§ Do this: Collect the lines of the entries where "Wohnfläche" shows up.

§ Records:
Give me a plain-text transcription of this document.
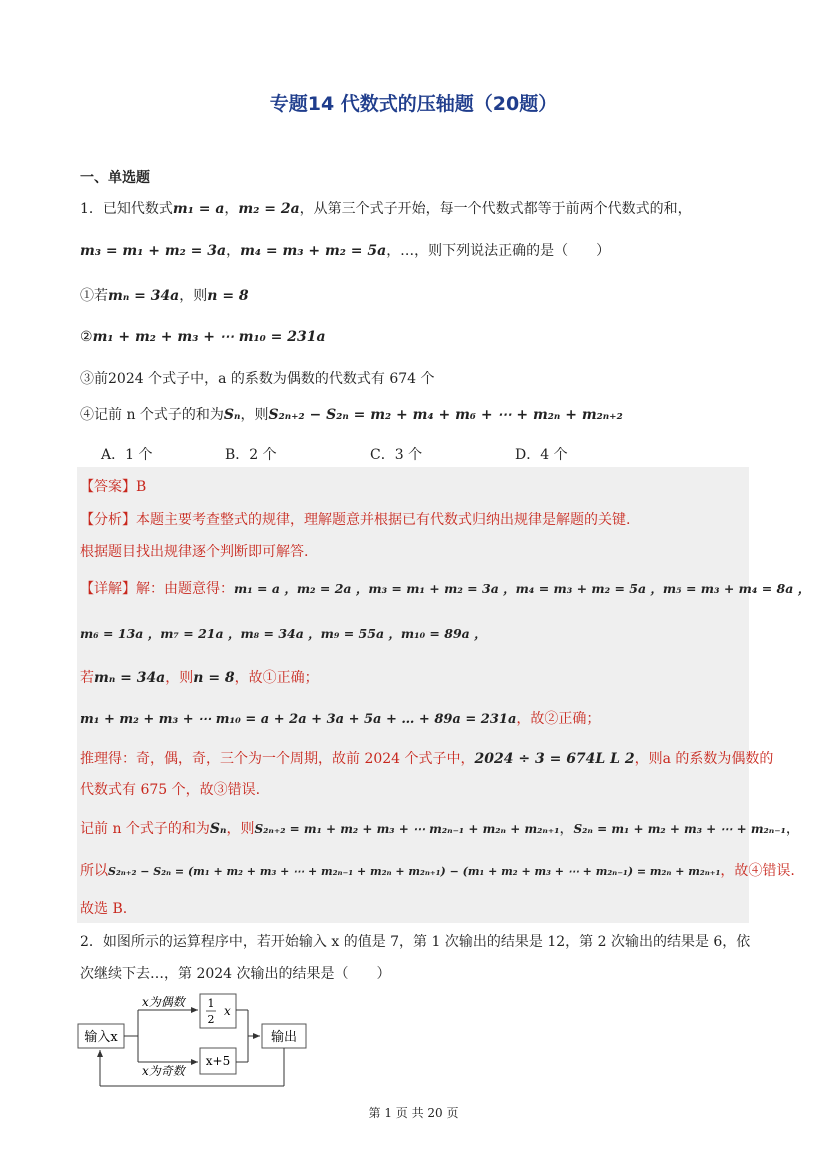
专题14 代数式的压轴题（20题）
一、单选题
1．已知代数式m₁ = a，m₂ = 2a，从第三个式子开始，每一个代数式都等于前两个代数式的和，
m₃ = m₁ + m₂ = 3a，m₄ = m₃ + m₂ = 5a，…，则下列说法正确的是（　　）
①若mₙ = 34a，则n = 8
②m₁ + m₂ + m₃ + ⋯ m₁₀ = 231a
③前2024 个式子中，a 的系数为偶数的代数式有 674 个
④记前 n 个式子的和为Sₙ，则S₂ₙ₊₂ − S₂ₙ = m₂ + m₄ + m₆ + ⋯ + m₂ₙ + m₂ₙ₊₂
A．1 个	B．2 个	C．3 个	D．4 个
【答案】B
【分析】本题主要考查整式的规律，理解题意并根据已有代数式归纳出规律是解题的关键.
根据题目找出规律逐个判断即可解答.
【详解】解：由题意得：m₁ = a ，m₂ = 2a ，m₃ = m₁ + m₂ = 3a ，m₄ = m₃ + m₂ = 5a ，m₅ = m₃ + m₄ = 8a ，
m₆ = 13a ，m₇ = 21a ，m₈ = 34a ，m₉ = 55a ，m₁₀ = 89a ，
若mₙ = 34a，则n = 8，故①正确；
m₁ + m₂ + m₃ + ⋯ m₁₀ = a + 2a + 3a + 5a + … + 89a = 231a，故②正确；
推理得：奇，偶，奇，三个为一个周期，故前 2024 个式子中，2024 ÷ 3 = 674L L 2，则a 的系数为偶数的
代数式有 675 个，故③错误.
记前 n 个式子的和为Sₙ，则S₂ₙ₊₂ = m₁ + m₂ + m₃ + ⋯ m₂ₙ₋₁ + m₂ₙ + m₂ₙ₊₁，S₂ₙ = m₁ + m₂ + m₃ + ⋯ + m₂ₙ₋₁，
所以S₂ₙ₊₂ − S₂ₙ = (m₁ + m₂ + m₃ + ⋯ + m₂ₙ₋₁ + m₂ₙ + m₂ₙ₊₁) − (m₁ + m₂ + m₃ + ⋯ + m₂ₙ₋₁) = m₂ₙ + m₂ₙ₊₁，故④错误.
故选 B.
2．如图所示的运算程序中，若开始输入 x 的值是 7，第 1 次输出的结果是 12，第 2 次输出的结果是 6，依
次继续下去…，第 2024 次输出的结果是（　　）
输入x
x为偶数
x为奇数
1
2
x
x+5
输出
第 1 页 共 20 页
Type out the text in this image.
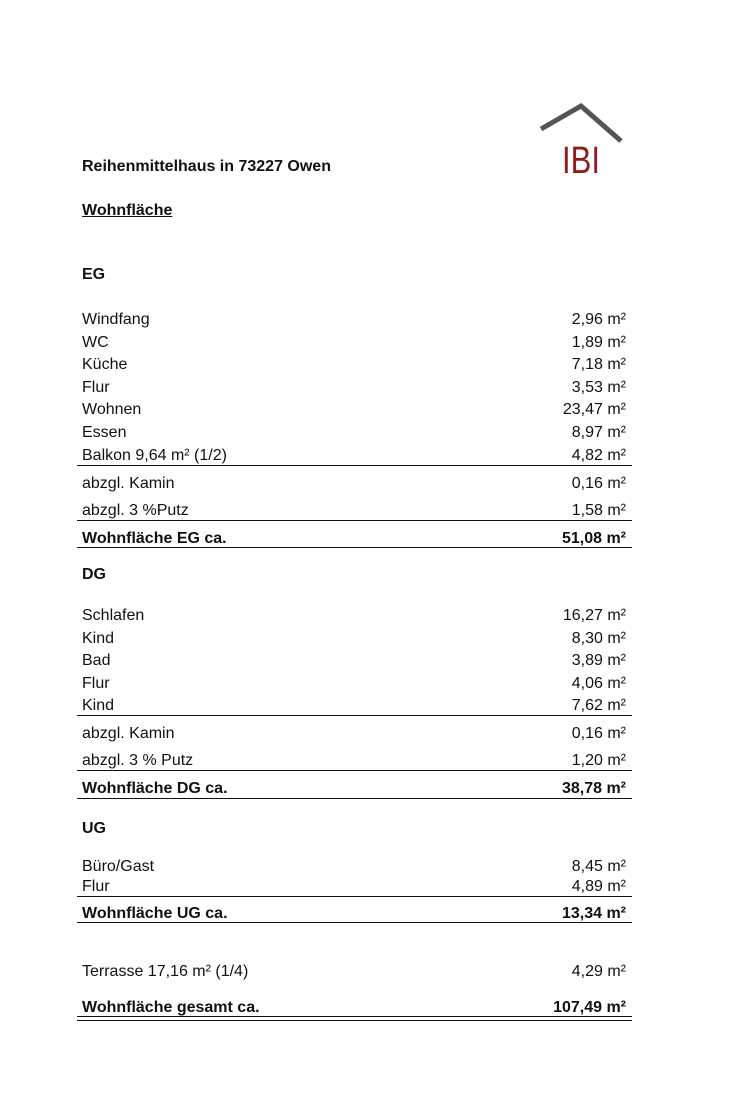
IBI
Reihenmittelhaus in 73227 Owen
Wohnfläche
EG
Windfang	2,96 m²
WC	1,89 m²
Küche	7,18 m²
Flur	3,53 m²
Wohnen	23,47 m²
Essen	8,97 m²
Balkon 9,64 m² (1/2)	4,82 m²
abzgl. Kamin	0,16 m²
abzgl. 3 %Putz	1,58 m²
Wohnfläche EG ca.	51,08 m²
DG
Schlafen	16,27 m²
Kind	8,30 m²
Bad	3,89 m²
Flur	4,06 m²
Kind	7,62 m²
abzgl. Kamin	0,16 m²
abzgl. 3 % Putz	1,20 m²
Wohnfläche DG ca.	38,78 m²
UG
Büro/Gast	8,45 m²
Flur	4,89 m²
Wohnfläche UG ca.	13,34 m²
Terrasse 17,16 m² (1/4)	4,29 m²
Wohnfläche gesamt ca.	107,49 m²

§ Result for this exercise:
Wohnfläche
Wohnfläche EG ca.	51,08 m²
Wohnfläche DG ca.	38,78 m²
Wohnfläche UG ca.	13,34 m²
Wohnfläche gesamt ca.	107,49 m²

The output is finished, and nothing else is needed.